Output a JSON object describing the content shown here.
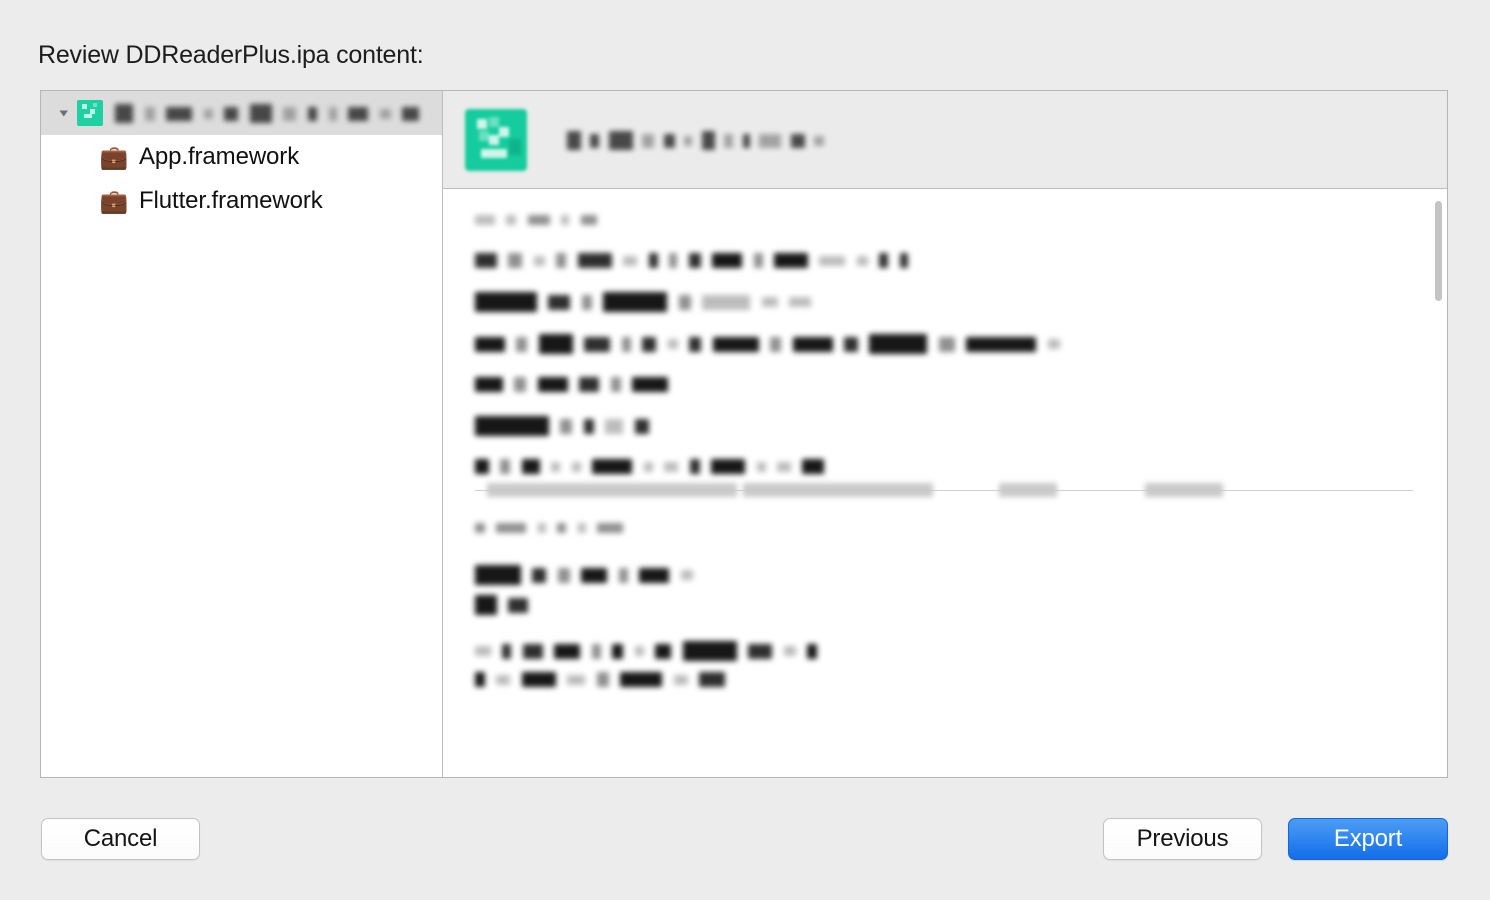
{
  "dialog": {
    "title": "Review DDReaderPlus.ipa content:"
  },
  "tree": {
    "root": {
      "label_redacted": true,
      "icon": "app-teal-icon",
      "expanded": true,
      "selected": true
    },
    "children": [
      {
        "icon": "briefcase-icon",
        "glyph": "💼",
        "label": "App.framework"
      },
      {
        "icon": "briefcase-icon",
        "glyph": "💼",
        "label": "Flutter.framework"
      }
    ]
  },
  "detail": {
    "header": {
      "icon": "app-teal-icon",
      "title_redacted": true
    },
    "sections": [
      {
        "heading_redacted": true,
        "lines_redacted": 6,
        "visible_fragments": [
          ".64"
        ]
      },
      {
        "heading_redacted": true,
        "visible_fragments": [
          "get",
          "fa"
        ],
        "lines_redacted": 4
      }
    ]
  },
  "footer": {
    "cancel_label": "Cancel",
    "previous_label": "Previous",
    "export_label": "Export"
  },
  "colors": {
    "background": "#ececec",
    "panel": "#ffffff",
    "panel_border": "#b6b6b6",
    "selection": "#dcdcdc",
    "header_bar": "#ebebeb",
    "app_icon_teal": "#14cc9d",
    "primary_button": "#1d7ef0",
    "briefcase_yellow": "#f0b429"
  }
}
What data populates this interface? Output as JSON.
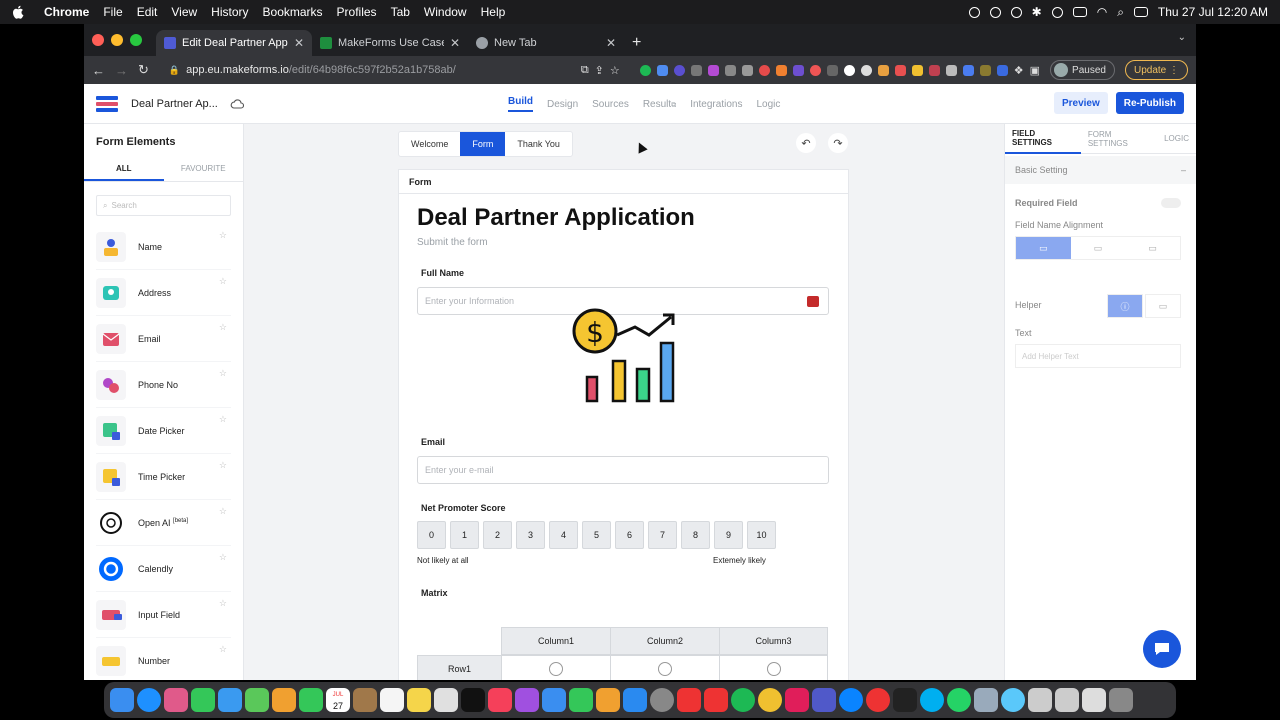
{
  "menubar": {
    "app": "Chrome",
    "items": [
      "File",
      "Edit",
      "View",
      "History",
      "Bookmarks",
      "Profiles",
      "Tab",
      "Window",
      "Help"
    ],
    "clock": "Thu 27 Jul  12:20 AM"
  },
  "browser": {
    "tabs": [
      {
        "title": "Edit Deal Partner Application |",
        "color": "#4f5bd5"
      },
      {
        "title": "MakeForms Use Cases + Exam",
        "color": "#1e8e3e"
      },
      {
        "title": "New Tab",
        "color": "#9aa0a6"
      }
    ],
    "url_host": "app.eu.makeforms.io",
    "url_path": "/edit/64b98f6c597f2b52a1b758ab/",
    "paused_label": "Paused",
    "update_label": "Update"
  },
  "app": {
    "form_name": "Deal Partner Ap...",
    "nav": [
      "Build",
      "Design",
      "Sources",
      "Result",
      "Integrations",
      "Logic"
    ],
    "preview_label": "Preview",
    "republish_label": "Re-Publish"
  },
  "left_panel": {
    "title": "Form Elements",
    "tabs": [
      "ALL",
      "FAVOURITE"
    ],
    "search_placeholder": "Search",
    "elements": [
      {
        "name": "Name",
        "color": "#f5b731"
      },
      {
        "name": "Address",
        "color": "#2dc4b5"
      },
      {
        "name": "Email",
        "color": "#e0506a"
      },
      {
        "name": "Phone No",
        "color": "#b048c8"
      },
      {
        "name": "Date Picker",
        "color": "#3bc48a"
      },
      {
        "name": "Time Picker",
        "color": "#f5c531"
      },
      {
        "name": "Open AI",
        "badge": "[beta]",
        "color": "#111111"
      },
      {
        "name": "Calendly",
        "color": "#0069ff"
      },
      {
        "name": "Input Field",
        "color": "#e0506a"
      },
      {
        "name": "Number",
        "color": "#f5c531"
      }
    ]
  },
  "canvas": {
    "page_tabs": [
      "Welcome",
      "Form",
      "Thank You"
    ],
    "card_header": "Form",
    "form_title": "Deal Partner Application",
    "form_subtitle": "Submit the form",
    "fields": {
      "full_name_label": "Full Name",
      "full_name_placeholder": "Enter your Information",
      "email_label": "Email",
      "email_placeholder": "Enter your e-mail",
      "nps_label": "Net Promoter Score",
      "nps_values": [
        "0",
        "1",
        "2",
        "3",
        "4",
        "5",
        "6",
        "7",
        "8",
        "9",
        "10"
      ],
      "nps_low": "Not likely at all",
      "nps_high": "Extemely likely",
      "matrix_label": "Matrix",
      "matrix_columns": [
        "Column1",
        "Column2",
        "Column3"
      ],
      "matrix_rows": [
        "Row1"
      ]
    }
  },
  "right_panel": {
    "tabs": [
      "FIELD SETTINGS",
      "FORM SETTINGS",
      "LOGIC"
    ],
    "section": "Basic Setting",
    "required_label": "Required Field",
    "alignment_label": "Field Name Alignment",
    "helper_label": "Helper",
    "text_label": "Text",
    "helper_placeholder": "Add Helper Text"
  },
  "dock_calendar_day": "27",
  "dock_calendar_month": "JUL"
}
..............................
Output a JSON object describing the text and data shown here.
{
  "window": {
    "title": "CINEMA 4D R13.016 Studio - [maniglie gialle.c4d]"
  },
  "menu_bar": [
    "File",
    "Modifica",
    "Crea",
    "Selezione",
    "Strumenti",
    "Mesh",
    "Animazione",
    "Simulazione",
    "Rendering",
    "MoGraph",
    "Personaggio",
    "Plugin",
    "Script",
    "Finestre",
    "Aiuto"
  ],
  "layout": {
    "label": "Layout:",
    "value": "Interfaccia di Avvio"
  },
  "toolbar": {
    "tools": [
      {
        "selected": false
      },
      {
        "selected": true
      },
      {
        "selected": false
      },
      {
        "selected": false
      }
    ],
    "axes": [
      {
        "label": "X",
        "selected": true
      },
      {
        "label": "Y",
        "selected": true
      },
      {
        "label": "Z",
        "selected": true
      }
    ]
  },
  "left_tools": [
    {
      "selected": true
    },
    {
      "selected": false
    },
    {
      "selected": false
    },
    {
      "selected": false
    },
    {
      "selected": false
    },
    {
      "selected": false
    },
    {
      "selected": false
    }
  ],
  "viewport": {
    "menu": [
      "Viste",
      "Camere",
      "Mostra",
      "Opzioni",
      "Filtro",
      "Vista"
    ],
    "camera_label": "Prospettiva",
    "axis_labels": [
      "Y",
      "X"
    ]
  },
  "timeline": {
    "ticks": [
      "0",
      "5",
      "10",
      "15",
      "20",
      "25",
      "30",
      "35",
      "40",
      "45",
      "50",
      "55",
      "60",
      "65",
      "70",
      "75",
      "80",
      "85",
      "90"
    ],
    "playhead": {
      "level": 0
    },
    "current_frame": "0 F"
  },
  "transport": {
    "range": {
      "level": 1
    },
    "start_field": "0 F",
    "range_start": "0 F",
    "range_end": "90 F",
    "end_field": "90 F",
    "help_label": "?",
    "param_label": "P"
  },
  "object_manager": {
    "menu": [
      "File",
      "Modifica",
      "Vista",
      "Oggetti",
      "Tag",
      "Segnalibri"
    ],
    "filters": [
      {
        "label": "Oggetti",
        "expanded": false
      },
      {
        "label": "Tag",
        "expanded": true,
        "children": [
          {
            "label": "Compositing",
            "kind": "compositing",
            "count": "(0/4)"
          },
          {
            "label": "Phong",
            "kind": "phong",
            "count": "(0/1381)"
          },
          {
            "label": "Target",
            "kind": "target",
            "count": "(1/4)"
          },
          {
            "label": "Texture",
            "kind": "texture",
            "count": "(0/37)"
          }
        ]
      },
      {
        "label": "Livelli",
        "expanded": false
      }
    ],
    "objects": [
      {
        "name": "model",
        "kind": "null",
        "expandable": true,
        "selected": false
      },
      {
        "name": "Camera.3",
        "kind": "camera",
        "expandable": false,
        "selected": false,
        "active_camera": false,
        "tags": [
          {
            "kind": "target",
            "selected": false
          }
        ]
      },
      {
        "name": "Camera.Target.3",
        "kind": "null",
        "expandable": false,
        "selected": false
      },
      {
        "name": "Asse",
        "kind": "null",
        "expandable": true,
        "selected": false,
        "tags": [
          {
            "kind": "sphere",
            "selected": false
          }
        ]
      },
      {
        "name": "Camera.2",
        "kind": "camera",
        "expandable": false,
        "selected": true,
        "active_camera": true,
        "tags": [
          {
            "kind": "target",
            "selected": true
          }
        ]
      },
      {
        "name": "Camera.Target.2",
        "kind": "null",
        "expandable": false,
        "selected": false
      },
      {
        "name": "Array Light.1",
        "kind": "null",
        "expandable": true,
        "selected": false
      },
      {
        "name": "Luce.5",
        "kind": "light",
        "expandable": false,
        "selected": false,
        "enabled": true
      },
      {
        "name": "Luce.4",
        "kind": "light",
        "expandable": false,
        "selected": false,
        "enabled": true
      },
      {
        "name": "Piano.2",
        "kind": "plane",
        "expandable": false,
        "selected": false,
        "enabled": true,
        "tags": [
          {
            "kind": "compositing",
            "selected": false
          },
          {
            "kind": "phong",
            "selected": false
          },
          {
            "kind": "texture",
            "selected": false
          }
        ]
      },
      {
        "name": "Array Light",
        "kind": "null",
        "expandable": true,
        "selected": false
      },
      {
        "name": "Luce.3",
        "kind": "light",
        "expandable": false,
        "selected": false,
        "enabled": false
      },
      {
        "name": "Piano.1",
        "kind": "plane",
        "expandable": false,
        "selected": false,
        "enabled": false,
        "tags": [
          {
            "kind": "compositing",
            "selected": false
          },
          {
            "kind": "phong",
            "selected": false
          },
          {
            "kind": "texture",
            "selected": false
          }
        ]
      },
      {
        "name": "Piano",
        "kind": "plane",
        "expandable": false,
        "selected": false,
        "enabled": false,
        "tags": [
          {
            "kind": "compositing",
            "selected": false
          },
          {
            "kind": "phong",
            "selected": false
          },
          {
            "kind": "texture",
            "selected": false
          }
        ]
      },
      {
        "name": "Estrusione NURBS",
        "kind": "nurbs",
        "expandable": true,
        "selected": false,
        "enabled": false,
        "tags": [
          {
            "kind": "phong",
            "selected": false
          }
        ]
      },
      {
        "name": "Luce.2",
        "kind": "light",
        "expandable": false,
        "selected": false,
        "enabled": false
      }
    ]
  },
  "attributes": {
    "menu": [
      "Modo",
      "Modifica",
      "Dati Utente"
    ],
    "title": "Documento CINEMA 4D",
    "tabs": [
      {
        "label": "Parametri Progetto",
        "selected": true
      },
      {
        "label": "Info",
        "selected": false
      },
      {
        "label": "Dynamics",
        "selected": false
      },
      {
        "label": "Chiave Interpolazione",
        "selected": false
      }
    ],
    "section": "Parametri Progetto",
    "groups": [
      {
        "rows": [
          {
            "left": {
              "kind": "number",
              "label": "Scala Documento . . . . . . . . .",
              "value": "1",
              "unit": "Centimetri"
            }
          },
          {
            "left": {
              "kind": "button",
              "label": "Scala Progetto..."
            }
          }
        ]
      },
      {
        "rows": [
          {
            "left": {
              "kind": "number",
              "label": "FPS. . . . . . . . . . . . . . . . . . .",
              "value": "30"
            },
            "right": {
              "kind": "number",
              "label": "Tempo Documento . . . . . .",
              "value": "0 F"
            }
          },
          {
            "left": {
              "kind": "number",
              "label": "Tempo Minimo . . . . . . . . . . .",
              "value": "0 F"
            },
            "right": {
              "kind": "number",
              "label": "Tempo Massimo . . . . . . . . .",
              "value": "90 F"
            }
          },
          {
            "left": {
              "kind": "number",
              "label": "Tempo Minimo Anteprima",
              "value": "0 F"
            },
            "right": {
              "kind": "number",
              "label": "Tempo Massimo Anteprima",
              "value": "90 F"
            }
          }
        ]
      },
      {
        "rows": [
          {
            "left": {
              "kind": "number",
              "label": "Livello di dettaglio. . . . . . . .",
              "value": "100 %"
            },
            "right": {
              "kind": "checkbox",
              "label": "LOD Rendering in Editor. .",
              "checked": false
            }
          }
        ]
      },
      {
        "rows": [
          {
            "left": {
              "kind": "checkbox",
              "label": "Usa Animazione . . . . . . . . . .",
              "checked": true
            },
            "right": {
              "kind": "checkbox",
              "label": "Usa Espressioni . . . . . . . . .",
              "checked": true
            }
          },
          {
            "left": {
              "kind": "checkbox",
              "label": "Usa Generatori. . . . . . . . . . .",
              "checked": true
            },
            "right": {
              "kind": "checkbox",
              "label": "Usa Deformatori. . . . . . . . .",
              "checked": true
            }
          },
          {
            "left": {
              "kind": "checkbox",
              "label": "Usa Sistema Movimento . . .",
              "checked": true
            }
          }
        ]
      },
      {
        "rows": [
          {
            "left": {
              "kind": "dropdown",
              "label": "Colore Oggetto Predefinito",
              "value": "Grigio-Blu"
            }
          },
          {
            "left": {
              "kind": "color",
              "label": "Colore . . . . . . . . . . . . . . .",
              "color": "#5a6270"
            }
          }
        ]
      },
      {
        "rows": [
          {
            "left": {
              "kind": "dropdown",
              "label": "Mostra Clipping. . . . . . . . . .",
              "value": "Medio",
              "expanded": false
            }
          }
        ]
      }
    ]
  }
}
..............................
> _THE REQUEST_: How many lines in these records hold the string "expanded"? Reply with the number alone.

> _FULL RESPONSE_: 5